Where a line contains the word "始得動支", copy that line in full.
----
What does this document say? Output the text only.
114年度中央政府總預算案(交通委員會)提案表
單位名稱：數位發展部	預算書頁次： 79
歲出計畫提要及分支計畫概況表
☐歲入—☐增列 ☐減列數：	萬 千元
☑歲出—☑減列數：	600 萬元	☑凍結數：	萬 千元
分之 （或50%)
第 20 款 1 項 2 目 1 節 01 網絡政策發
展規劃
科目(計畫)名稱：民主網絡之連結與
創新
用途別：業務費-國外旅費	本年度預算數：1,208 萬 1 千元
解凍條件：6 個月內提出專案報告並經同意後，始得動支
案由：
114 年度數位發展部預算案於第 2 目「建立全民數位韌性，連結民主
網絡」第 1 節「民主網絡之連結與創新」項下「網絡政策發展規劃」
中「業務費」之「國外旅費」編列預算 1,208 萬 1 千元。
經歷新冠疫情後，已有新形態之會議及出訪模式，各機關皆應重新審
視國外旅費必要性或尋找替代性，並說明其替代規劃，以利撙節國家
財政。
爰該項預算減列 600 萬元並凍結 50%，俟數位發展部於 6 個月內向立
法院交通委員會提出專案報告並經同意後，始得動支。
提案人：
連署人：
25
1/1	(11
----
## [Response for this exercise]
解凍條件：6 個月內提出專案報告並經同意後，始得動支
法院交通委員會提出專案報告並經同意後，始得動支。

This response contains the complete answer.